_EXERCISE DATA_.
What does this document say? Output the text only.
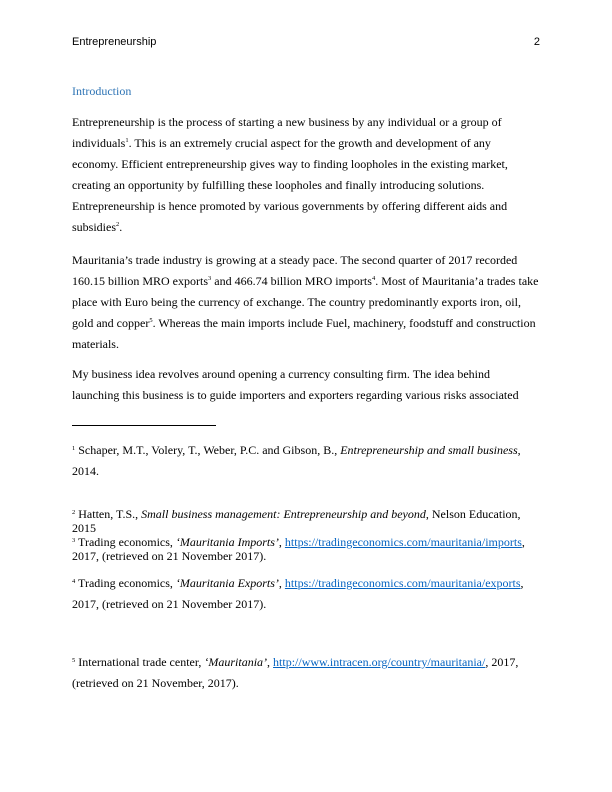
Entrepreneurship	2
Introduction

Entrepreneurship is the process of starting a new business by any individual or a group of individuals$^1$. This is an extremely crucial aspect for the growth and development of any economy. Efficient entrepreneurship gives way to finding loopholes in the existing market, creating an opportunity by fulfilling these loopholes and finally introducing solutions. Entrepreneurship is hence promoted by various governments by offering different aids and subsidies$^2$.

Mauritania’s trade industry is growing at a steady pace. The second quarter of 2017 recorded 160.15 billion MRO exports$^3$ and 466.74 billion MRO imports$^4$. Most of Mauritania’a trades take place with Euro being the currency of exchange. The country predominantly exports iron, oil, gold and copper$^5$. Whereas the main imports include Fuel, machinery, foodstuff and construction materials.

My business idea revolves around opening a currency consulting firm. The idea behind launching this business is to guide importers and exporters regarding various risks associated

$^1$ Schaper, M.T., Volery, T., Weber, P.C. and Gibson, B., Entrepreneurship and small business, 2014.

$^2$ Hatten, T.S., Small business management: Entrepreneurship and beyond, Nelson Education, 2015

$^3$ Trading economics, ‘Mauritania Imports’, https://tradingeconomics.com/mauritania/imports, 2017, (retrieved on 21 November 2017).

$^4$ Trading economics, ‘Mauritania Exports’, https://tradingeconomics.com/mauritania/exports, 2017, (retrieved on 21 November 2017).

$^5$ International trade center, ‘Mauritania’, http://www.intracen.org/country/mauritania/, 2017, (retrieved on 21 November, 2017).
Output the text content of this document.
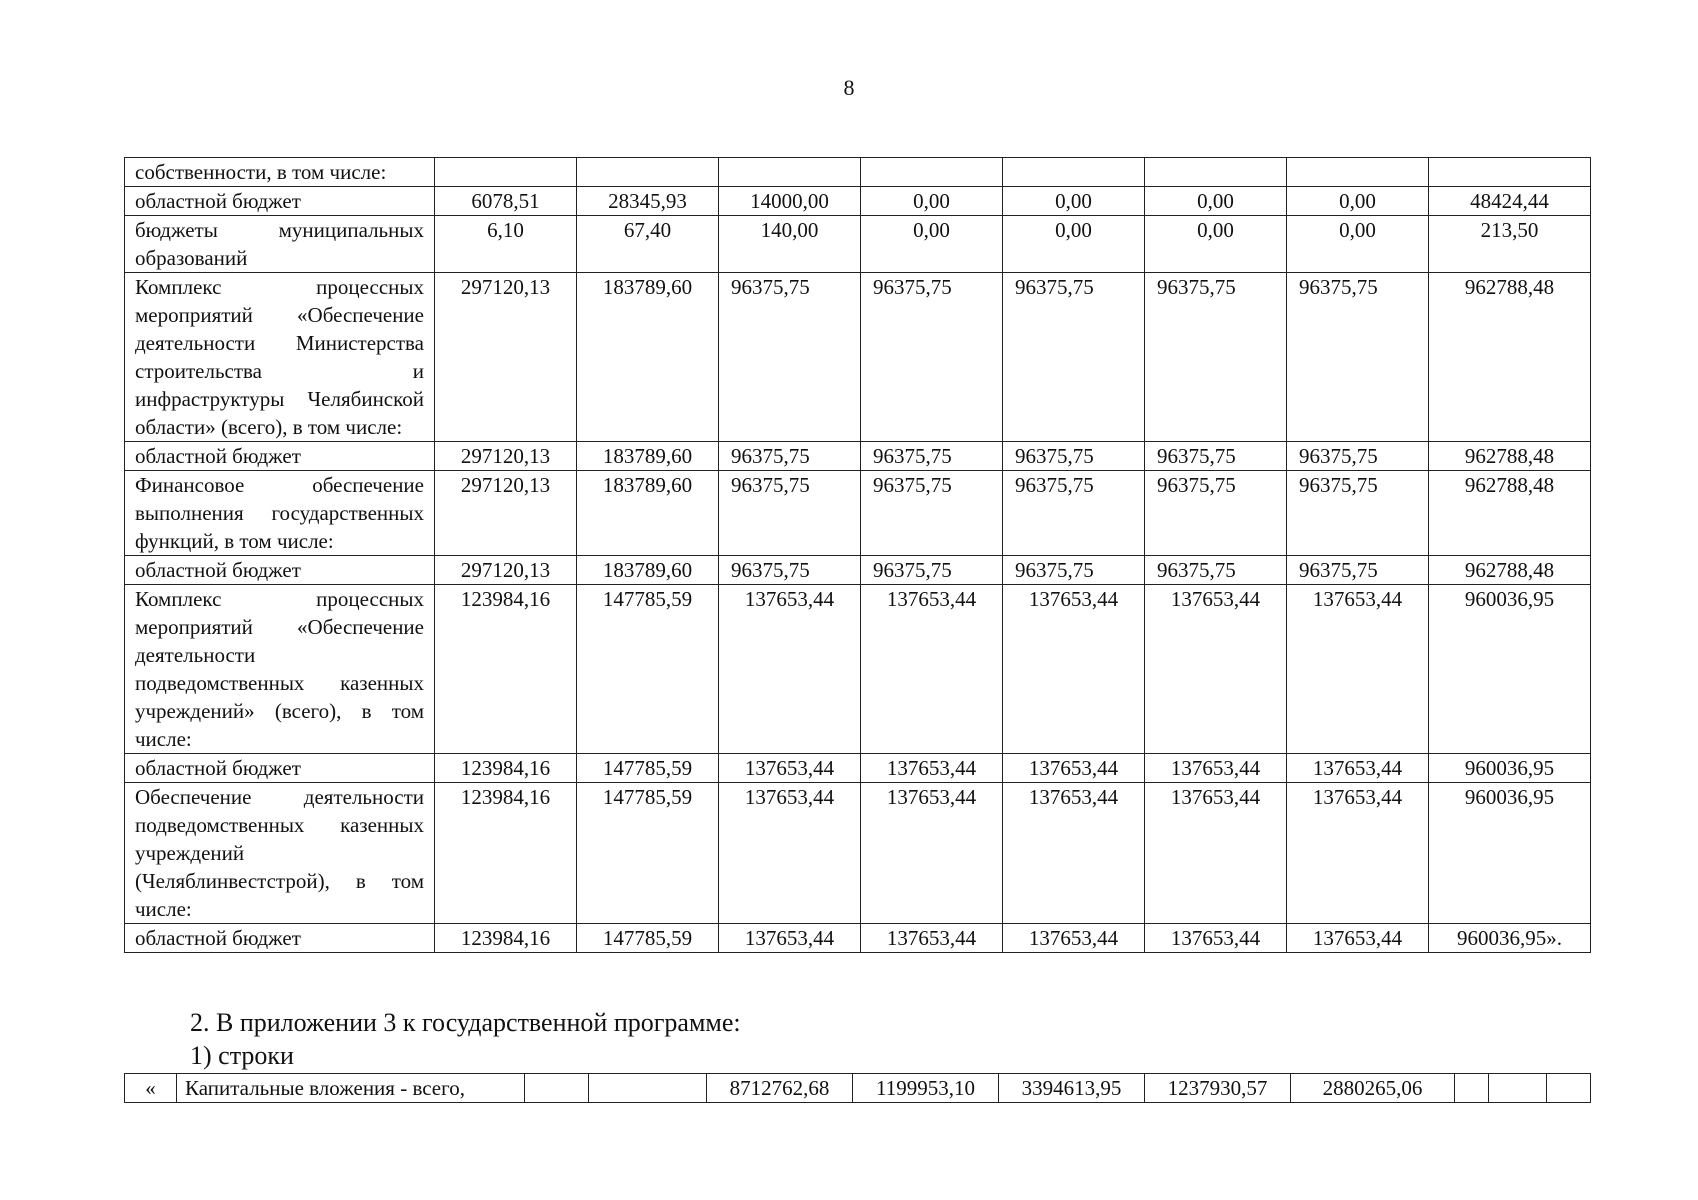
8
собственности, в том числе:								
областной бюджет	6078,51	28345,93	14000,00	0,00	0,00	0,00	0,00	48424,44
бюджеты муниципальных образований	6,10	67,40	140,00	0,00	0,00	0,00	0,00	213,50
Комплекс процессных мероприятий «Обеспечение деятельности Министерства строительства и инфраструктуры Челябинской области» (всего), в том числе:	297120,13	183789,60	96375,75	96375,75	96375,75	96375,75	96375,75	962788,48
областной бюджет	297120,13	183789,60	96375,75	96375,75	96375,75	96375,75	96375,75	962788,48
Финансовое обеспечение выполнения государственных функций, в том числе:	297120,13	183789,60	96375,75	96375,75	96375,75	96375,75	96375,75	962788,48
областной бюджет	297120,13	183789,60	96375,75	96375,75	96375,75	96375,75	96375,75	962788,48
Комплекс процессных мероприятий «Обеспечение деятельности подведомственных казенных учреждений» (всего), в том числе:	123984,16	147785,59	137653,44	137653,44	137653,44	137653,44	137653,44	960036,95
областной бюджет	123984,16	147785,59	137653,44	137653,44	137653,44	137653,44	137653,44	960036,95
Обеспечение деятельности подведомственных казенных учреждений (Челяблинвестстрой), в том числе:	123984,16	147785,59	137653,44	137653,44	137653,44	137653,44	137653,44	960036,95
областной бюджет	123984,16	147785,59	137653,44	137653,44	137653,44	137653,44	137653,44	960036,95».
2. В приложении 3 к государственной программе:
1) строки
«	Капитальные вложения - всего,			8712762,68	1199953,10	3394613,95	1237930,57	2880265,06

_DESCRIPTION OF THE TASK_.
Gather each line from the listing above that holds "text".

_FINAL RESULT_.
What does this document say? Output the text only.
Output the text content of this document.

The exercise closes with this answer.